Exercise directions
Within the records below, find each line that holds the string "συνάρτηση", then copy it.

(Extracted records)
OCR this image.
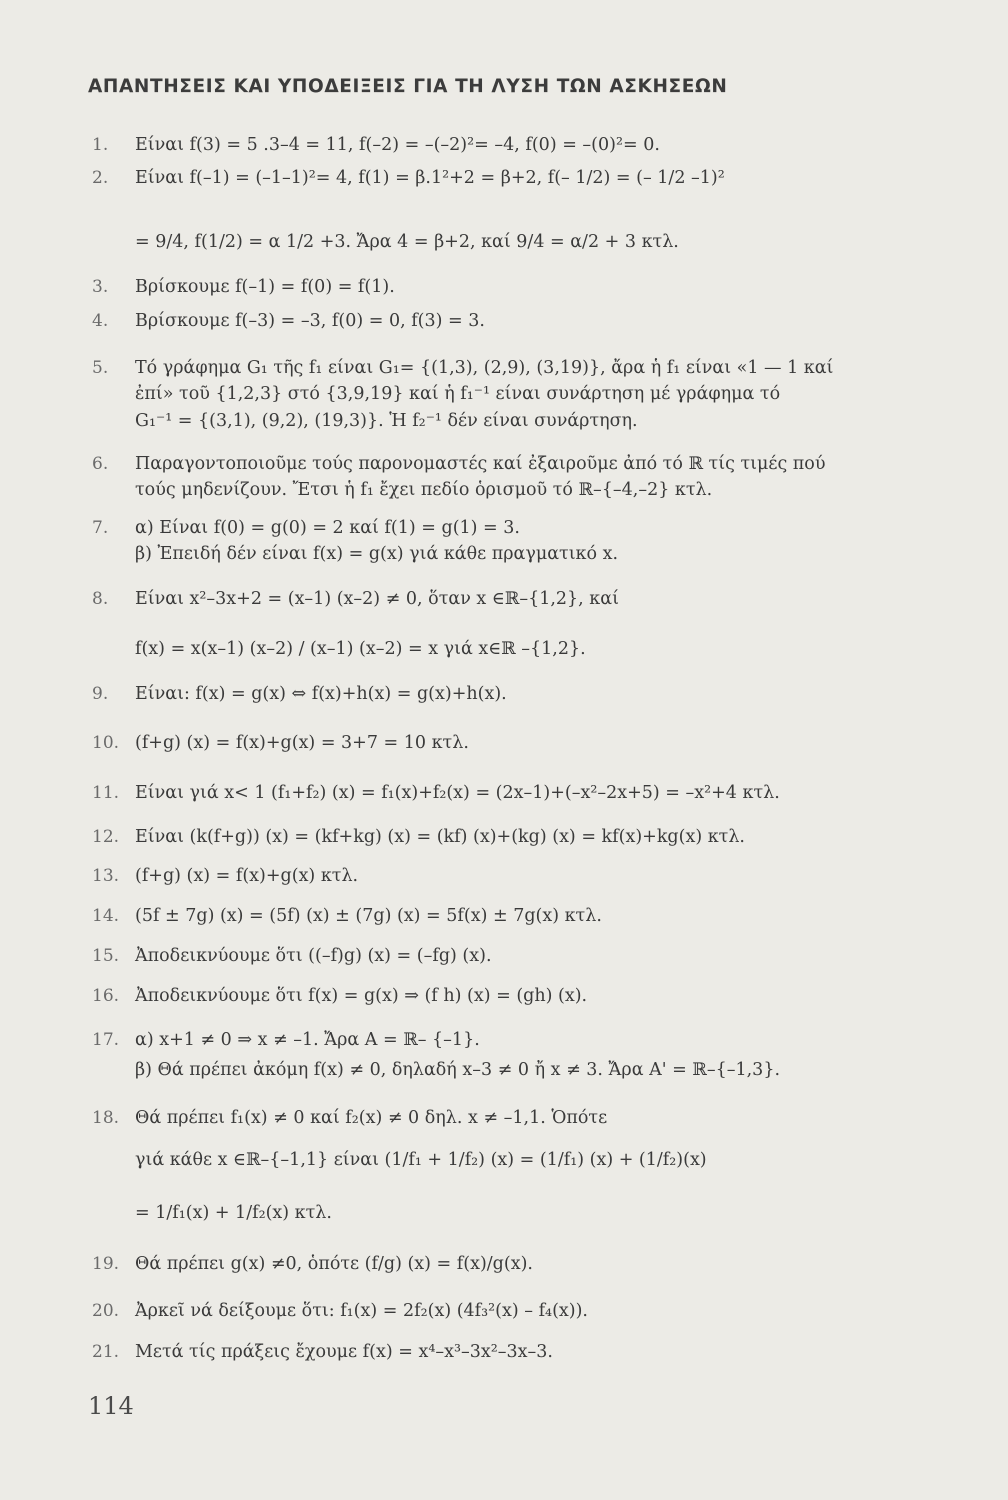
ΑΠΑΝΤΗΣΕΙΣ ΚΑΙ ΥΠΟΔΕΙΞΕΙΣ ΓΙΑ ΤΗ ΛΥΣΗ ΤΩΝ ΑΣΚΗΣΕΩΝ
1. Είναι f(3) = 5 .3–4 = 11, f(–2) = –(–2)²= –4, f(0) = –(0)²= 0.
2. Είναι f(–1) = (–1–1)²= 4, f(1) = β.1²+2 = β+2, f(– 1/2) = (– 1/2 –1)²
= 9/4, f(1/2) = α 1/2 +3. Ἄρα 4 = β+2, καί 9/4 = α/2 + 3 κτλ.
3. Βρίσκουμε f(–1) = f(0) = f(1).
4. Βρίσκουμε f(–3) = –3, f(0) = 0, f(3) = 3.
5. Τό γράφημα G₁ τῆς f₁ είναι G₁= {(1,3), (2,9), (3,19)}, ἄρα ἡ f₁ είναι «1 — 1 καί
ἐπί» τοῦ {1,2,3} στό {3,9,19} καί ἡ f₁⁻¹ είναι συνάρτηση μέ γράφημα τό
G₁⁻¹ = {(3,1), (9,2), (19,3)}. Ἡ f₂⁻¹ δέν είναι συνάρτηση.
6. Παραγοντοποιοῦμε τούς παρονομαστές καί ἐξαιροῦμε ἀπό τό ℝ τίς τιμές πού
τούς μηδενίζουν. Ἔτσι ἡ f₁ ἔχει πεδίο ὁρισμοῦ τό ℝ–{–4,–2} κτλ.
7. α) Είναι f(0) = g(0) = 2 καί f(1) = g(1) = 3.
β) Ἐπειδή δέν είναι f(x) = g(x) γιά κάθε πραγματικό x.
8. Είναι x²–3x+2 = (x–1) (x–2) ≠ 0, ὅταν x ∈ℝ–{1,2}, καί
f(x) = x(x–1) (x–2) / (x–1) (x–2) = x γιά x∈ℝ –{1,2}.
9. Είναι: f(x) = g(x) ⇔ f(x)+h(x) = g(x)+h(x).
10. (f+g) (x) = f(x)+g(x) = 3+7 = 10 κτλ.
11. Είναι γιά x< 1 (f₁+f₂) (x) = f₁(x)+f₂(x) = (2x–1)+(–x²–2x+5) = –x²+4 κτλ.
12. Είναι (k(f+g)) (x) = (kf+kg) (x) = (kf) (x)+(kg) (x) = kf(x)+kg(x) κτλ.
13. (f+g) (x) = f(x)+g(x) κτλ.
14. (5f ± 7g) (x) = (5f) (x) ± (7g) (x) = 5f(x) ± 7g(x) κτλ.
15. Ἀποδεικνύουμε ὅτι ((–f)g) (x) = (–fg) (x).
16. Ἀποδεικνύουμε ὅτι f(x) = g(x) ⇒ (f h) (x) = (gh) (x).
17. α) x+1 ≠ 0 ⇒ x ≠ –1. Ἄρα A = ℝ– {–1}.
β) Θά πρέπει ἀκόμη f(x) ≠ 0, δηλαδή x–3 ≠ 0 ἤ x ≠ 3. Ἄρα A' = ℝ–{–1,3}.
18. Θά πρέπει f₁(x) ≠ 0 καί f₂(x) ≠ 0 δηλ. x ≠ –1,1. Ὁπότε
γιά κάθε x ∈ℝ–{–1,1} είναι (1/f₁ + 1/f₂) (x) = (1/f₁) (x) + (1/f₂)(x)
= 1/f₁(x) + 1/f₂(x) κτλ.
19. Θά πρέπει g(x) ≠0, ὁπότε (f/g) (x) = f(x)/g(x).
20. Ἀρκεῖ νά δείξουμε ὅτι: f₁(x) = 2f₂(x) (4f₃²(x) – f₄(x)).
21. Μετά τίς πράξεις ἔχουμε f(x) = x⁴–x³–3x²–3x–3.
114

Output below
ἐπί» τοῦ {1,2,3} στό {3,9,19} καί ἡ f₁⁻¹ είναι συνάρτηση μέ γράφημα τό
G₁⁻¹ = {(3,1), (9,2), (19,3)}. Ἡ f₂⁻¹ δέν είναι συνάρτηση.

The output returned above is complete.